■ **YOUR GOAL**
Copy the entries below exactly. Images do not belong in the copy.

══════

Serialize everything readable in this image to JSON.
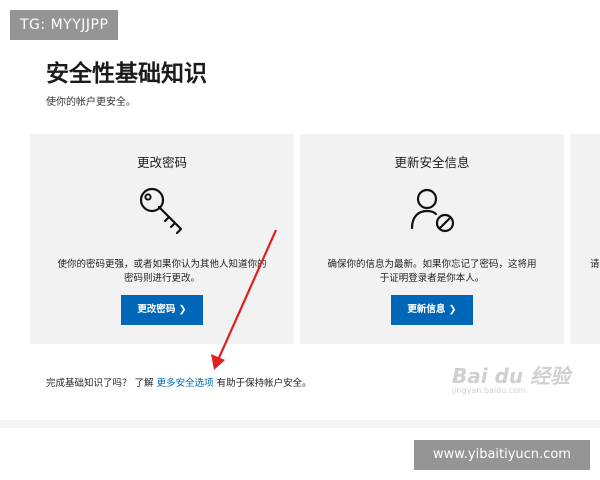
{
  "overlay": {
    "tg_label": "TG: MYYJJPP",
    "site_badge": "www.yibaitiyucn.com"
  },
  "page": {
    "title": "安全性基础知识",
    "subtitle": "使你的帐户更安全。"
  },
  "cards": [
    {
      "title": "更改密码",
      "icon": "key-icon",
      "desc_line1": "使你的密码更强，或者如果你认为其他人知道你的",
      "desc_line2": "密码则进行更改。",
      "button": "更改密码 ❯"
    },
    {
      "title": "更新安全信息",
      "icon": "user-block-icon",
      "desc_line1": "确保你的信息为最新。如果你忘记了密码，这将用",
      "desc_line2": "于证明登录者是你本人。",
      "button": "更新信息 ❯"
    },
    {
      "desc_partial": "请"
    }
  ],
  "footer": {
    "prefix": "完成基础知识了吗？ 了解",
    "link": "更多安全选项",
    "suffix": "有助于保持帐户安全。"
  },
  "watermark": {
    "logo": "Bai du 经验",
    "sub": "jingyan.baidu.com"
  },
  "colors": {
    "accent": "#0067b8",
    "card_bg": "#f2f2f2",
    "arrow": "#e02020"
  }
}
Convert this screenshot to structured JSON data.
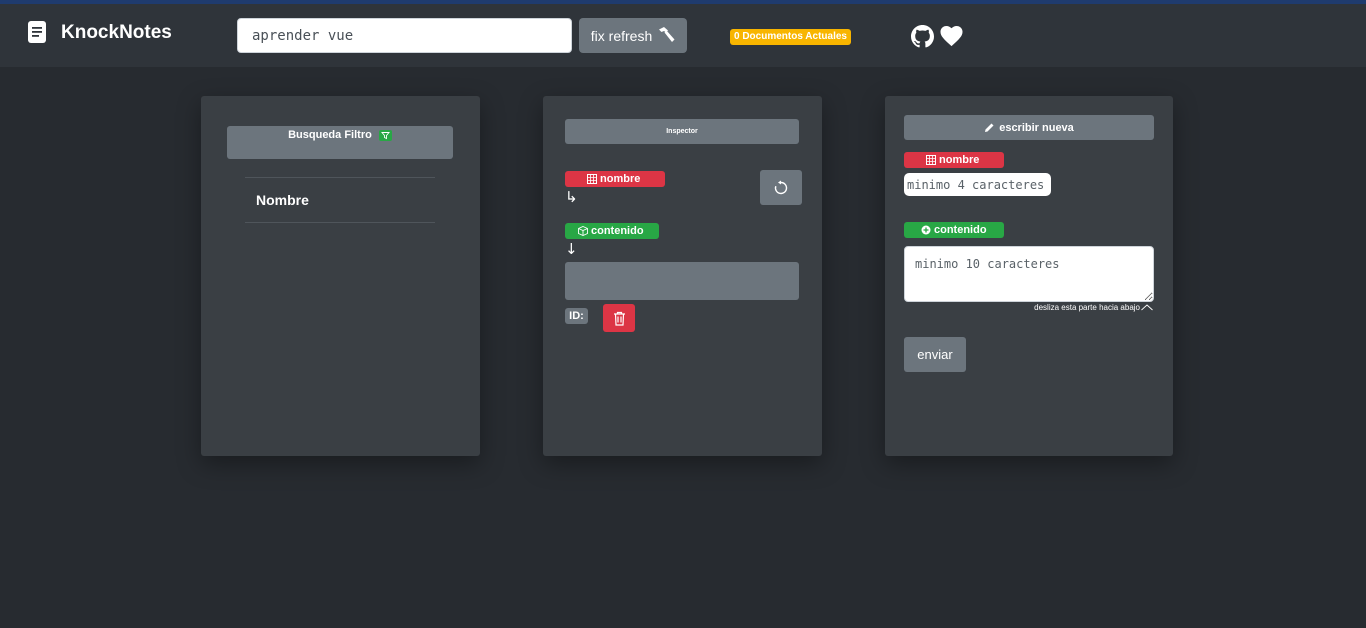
{
  "header": {
    "brand": "KnockNotes",
    "search_value": "aprender vue",
    "fix_label": "fix refresh",
    "docs_badge": "0 Documentos Actuales",
    "icons": [
      "document-icon",
      "hammer-icon",
      "github-icon",
      "heart-icon"
    ]
  },
  "filter_panel": {
    "button_label": "Busqueda Filtro",
    "column_header": "Nombre"
  },
  "inspector": {
    "title": "Inspector",
    "name_label": "nombre",
    "name_arrow": "↳",
    "content_label": "contenido",
    "content_arrow": "↓",
    "id_label": "ID:"
  },
  "editor": {
    "title": "escribir nueva",
    "name_label": "nombre",
    "name_placeholder": "minimo 4 caracteres",
    "content_label": "contenido",
    "content_placeholder": "minimo 10 caracteres",
    "scroll_hint": "desliza esta parte hacia abajo",
    "submit_label": "enviar"
  },
  "colors": {
    "background": "#272b30",
    "navbar": "#2f343a",
    "card": "#3a3f44",
    "secondary": "#6c757d",
    "danger": "#dc3545",
    "success": "#28a745",
    "warning": "#f8b500"
  }
}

══════

■ **EXERCISE OUTPUT**
Serialize everything readable in this image to JSON.
{
  "overlay": {
    "tg_label": "TG: MYYJJPP",
    "site_badge": "www.yibaitiyucn.com"
  },
  "page": {
    "title": "安全性基础知识",
    "subtitle": "使你的帐户更安全。"
  },
  "cards": [
    {
      "title": "更改密码",
      "icon": "key-icon",
      "desc_line1": "使你的密码更强，或者如果你认为其他人知道你的",
      "desc_line2": "密码则进行更改。",
      "button": "更改密码 ❯"
    },
    {
      "title": "更新安全信息",
      "icon": "user-block-icon",
      "desc_line1": "确保你的信息为最新。如果你忘记了密码，这将用",
      "desc_line2": "于证明登录者是你本人。",
      "button": "更新信息 ❯"
    },
    {
      "desc_partial": "请"
    }
  ],
  "footer": {
    "prefix": "完成基础知识了吗？ 了解",
    "link": "更多安全选项",
    "suffix": "有助于保持帐户安全。"
  },
  "watermark": {
    "logo": "Bai du 经验",
    "sub": "jingyan.baidu.com"
  },
  "colors": {
    "accent": "#0067b8",
    "card_bg": "#f2f2f2",
    "arrow": "#e02020"
  }
}
Convert this screenshot to structured JSON data.
{
  "header": {
    "brand": "KnockNotes",
    "search_value": "aprender vue",
    "fix_label": "fix refresh",
    "docs_badge": "0 Documentos Actuales",
    "icons": [
      "document-icon",
      "hammer-icon",
      "github-icon",
      "heart-icon"
    ]
  },
  "filter_panel": {
    "button_label": "Busqueda Filtro",
    "column_header": "Nombre"
  },
  "inspector": {
    "title": "Inspector",
    "name_label": "nombre",
    "name_arrow": "↳",
    "content_label": "contenido",
    "content_arrow": "↓",
    "id_label": "ID:"
  },
  "editor": {
    "title": "escribir nueva",
    "name_label": "nombre",
    "name_placeholder": "minimo 4 caracteres",
    "content_label": "contenido",
    "content_placeholder": "minimo 10 caracteres",
    "scroll_hint": "desliza esta parte hacia abajo",
    "submit_label": "enviar"
  },
  "colors": {
    "background": "#272b30",
    "navbar": "#2f343a",
    "card": "#3a3f44",
    "secondary": "#6c757d",
    "danger": "#dc3545",
    "success": "#28a745",
    "warning": "#f8b500"
  }
}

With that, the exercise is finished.